» Stored data:
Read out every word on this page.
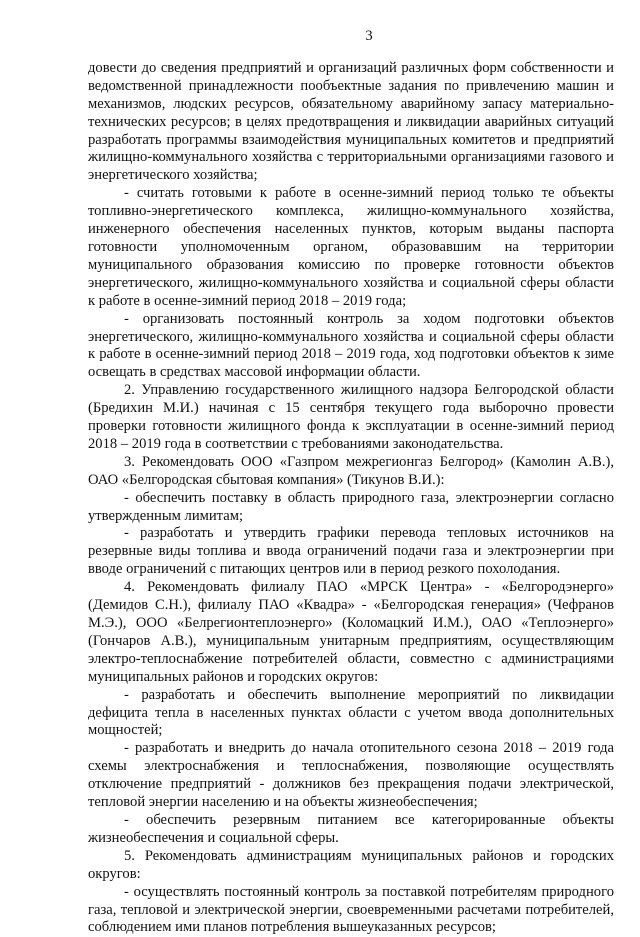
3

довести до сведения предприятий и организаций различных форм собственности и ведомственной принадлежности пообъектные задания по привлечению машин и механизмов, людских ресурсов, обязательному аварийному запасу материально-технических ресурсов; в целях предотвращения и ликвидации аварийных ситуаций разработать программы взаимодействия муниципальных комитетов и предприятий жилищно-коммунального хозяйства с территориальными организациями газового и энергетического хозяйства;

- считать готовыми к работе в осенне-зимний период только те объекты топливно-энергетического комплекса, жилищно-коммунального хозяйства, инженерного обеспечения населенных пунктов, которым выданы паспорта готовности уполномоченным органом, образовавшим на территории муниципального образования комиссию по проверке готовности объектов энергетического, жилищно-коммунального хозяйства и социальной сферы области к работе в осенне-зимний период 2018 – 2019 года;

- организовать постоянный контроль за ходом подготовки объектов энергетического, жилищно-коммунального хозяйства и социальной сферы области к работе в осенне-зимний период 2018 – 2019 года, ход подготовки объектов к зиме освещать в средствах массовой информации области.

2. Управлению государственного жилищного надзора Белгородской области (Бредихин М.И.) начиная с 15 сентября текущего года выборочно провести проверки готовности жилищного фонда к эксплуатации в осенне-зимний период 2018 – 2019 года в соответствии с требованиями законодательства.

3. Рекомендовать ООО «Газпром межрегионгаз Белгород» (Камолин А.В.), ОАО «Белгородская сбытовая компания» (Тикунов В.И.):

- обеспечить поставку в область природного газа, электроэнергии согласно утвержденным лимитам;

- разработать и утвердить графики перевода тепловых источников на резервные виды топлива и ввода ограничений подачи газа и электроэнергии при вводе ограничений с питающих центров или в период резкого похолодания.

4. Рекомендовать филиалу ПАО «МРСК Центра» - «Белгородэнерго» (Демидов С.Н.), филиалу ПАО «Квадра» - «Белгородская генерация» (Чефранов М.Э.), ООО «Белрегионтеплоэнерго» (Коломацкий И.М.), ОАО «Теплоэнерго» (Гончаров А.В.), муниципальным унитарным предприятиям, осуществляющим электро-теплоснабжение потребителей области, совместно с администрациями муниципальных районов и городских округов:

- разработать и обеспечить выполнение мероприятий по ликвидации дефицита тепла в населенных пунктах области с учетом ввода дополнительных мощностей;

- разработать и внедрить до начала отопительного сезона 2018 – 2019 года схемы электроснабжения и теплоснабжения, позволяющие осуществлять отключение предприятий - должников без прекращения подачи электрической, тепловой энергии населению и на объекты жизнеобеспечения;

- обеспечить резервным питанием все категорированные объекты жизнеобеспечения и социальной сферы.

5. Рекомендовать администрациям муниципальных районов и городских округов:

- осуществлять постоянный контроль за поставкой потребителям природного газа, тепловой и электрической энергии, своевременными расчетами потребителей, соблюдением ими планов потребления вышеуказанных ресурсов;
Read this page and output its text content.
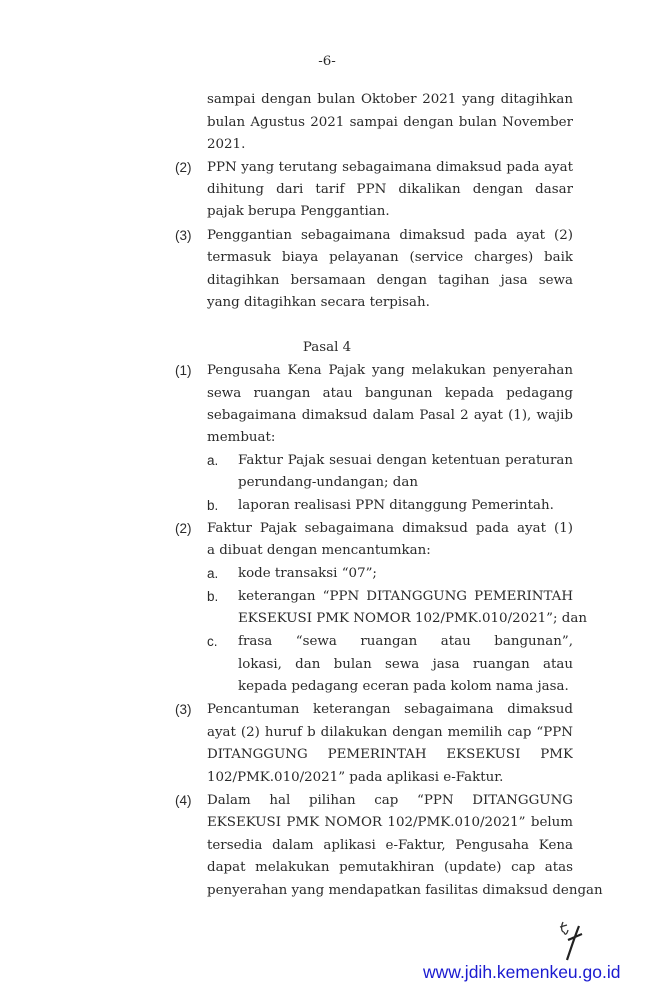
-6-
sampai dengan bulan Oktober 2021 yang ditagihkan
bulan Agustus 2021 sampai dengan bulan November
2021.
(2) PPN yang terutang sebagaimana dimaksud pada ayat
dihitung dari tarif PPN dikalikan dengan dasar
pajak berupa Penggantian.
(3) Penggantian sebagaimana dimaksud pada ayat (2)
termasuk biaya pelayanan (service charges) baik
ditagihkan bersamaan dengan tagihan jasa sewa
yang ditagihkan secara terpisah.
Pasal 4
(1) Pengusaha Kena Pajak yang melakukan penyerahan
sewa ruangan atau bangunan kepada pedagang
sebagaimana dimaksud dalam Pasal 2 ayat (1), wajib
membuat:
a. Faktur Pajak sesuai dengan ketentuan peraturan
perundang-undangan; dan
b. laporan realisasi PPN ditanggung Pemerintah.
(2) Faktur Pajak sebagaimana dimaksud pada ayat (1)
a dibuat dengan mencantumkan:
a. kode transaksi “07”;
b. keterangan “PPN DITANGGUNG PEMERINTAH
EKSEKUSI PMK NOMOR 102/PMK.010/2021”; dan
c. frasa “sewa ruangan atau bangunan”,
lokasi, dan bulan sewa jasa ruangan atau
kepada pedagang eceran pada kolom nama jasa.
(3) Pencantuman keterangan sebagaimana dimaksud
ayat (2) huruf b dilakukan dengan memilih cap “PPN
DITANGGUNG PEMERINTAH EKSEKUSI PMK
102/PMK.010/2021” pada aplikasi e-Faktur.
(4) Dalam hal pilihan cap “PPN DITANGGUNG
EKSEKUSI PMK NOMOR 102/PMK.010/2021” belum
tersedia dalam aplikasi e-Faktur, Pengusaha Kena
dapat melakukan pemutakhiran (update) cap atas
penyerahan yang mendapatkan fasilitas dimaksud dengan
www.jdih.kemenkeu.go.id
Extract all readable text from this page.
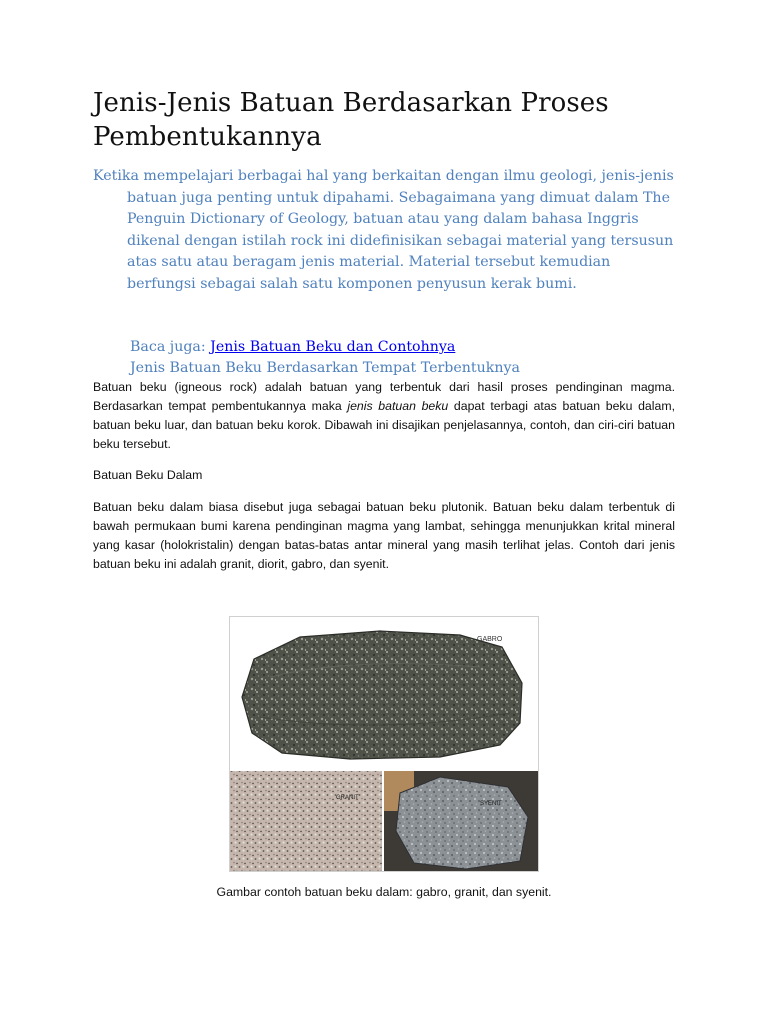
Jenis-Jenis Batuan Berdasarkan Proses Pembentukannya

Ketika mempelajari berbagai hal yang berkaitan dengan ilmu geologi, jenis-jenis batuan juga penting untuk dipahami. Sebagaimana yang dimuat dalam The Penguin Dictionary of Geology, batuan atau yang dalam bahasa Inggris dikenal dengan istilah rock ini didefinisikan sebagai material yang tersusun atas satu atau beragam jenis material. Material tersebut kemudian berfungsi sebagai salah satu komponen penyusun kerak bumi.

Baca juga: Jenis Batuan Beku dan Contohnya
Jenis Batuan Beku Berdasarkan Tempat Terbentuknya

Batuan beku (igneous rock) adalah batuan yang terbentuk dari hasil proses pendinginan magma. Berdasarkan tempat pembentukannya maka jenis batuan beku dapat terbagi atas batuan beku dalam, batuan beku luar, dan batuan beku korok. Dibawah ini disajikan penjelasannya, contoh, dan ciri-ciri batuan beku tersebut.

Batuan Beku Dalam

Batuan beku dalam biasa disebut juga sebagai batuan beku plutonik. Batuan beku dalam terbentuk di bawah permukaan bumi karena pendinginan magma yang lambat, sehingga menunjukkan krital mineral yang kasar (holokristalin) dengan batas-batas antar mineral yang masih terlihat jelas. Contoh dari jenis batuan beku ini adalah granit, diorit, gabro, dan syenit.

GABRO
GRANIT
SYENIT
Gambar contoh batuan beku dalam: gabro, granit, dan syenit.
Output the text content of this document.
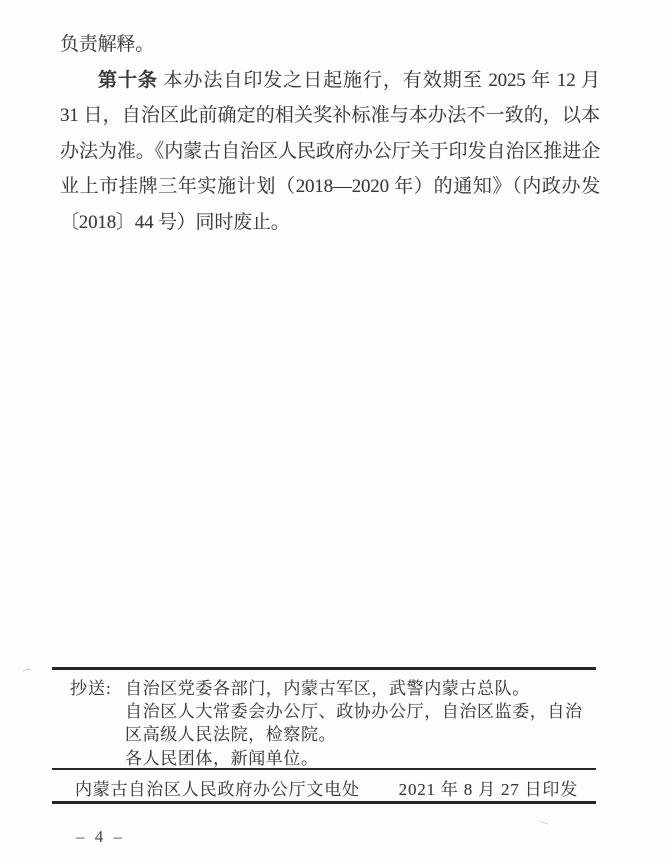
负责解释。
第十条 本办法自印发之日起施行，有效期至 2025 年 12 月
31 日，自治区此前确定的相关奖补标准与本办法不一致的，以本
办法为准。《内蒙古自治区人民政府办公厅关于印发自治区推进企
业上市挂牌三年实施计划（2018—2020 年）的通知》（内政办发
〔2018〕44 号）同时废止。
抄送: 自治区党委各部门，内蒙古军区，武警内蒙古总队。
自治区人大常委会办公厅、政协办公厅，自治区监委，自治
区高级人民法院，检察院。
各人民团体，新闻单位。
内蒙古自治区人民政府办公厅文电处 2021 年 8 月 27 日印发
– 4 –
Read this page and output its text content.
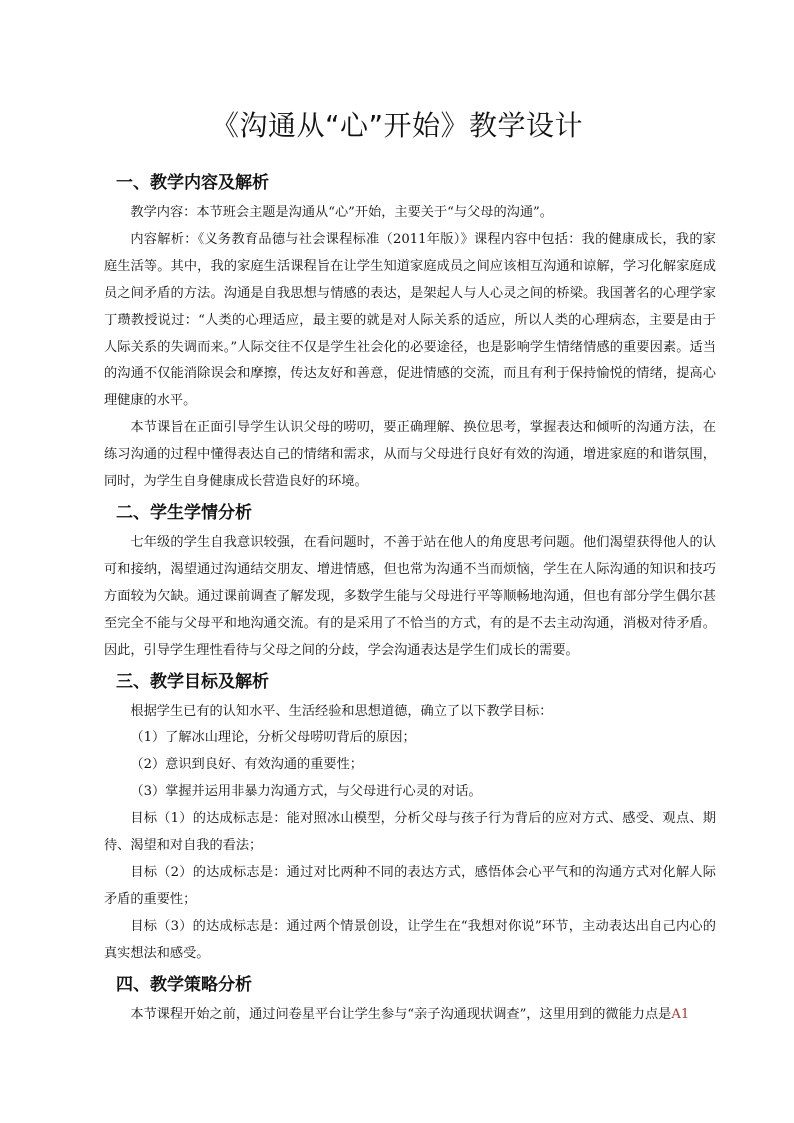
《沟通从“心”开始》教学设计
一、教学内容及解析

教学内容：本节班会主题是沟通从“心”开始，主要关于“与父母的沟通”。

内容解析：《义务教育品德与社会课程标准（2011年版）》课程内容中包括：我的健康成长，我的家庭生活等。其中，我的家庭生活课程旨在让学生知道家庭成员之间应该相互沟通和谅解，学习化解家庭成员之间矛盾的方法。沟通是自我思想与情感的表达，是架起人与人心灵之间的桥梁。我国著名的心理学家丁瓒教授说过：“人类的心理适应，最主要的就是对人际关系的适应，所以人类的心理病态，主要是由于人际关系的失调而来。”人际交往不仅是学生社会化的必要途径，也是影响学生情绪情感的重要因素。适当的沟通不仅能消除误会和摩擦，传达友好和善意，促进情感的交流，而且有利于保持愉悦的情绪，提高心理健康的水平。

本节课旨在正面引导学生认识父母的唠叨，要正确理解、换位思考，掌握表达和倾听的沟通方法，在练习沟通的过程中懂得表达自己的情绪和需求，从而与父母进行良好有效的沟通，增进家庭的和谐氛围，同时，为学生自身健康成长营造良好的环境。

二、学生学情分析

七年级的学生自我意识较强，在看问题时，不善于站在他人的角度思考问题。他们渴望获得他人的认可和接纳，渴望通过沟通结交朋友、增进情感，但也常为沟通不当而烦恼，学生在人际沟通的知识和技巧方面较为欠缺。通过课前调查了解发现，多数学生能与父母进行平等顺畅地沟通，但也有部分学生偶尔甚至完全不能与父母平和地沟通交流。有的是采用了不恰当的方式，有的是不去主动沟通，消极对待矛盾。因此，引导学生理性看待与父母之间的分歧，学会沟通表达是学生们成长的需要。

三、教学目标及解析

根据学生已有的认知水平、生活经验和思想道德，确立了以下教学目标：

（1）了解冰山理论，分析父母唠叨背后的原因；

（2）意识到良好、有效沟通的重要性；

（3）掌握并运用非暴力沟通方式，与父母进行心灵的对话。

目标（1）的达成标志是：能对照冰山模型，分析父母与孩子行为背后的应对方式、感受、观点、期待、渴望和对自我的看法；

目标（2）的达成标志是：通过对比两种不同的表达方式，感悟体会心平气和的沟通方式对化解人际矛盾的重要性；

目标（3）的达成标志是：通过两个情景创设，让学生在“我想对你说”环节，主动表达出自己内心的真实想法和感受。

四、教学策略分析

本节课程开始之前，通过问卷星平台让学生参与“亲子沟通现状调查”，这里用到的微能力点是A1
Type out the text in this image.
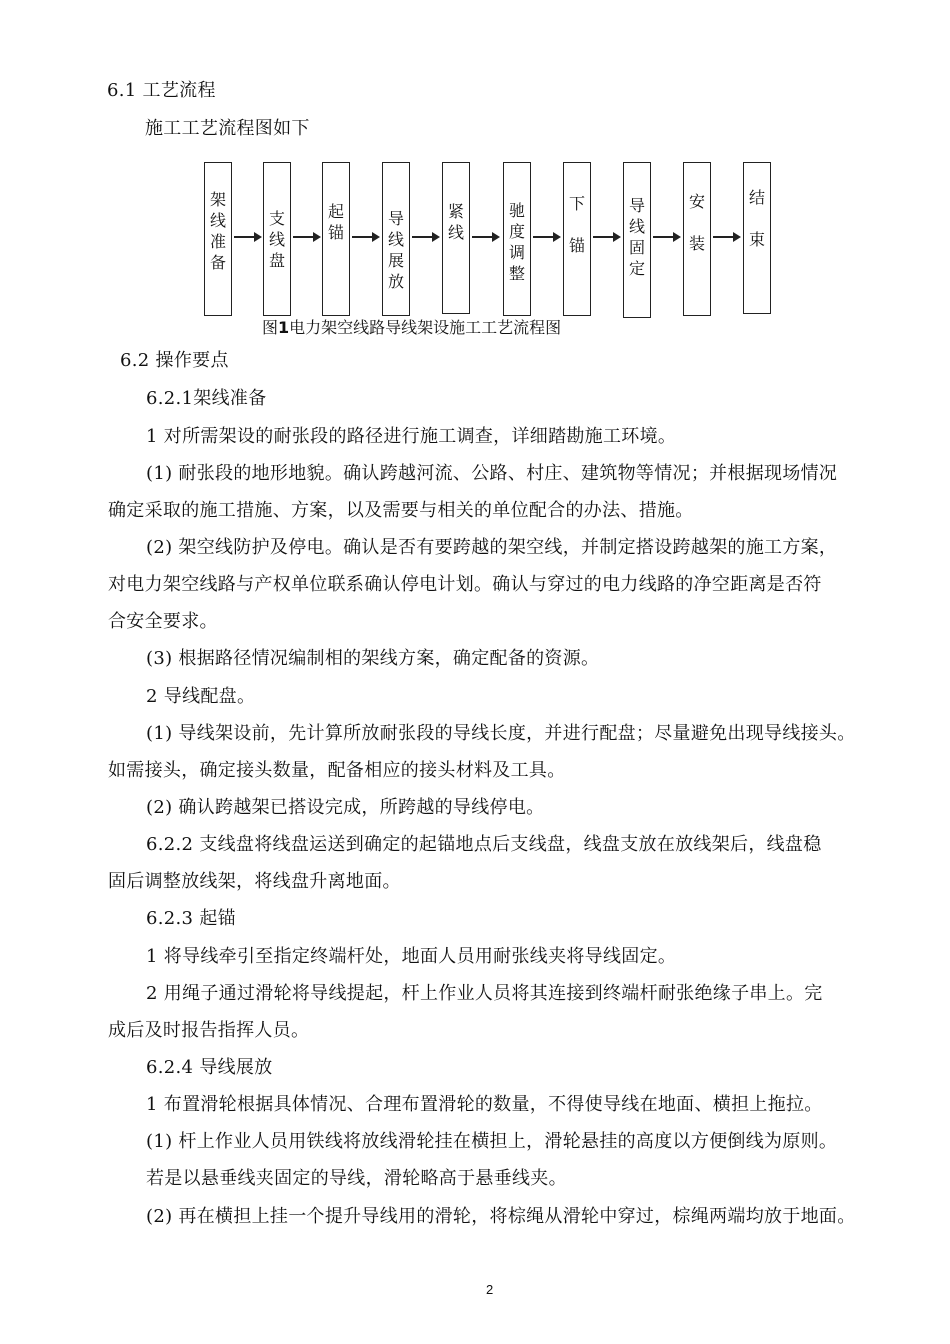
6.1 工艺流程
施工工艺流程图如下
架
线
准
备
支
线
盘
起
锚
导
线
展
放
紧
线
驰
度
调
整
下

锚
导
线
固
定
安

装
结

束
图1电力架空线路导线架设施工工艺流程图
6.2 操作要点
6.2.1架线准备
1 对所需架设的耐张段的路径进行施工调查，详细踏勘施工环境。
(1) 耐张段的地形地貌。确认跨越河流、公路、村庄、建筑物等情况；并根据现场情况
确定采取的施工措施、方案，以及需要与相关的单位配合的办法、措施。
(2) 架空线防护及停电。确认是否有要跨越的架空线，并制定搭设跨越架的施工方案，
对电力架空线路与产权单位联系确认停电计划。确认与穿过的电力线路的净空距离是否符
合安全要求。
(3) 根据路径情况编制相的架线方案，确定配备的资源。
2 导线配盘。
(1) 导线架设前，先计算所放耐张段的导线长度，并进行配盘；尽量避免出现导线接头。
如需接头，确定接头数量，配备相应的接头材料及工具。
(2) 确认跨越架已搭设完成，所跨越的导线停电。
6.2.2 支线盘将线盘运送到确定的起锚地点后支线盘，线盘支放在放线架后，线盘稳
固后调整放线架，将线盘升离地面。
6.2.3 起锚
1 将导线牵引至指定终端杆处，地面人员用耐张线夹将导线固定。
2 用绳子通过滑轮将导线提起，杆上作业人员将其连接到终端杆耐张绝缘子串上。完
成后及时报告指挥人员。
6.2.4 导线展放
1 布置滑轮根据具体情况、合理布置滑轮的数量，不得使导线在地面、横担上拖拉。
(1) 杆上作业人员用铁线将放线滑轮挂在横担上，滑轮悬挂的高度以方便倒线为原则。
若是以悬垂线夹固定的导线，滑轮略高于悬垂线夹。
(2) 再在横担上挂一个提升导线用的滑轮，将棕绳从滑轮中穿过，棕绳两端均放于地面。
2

» Task: From the data above, copy out every line with the string "dimaksud" in it.

» Solved problem:
(2) PPN yang terutang sebagaimana dimaksud pada ayat
(3) Penggantian sebagaimana dimaksud pada ayat (2)
sebagaimana dimaksud dalam Pasal 2 ayat (1), wajib
(2) Faktur Pajak sebagaimana dimaksud pada ayat (1)
(3) Pencantuman keterangan sebagaimana dimaksud
penyerahan yang mendapatkan fasilitas dimaksud dengan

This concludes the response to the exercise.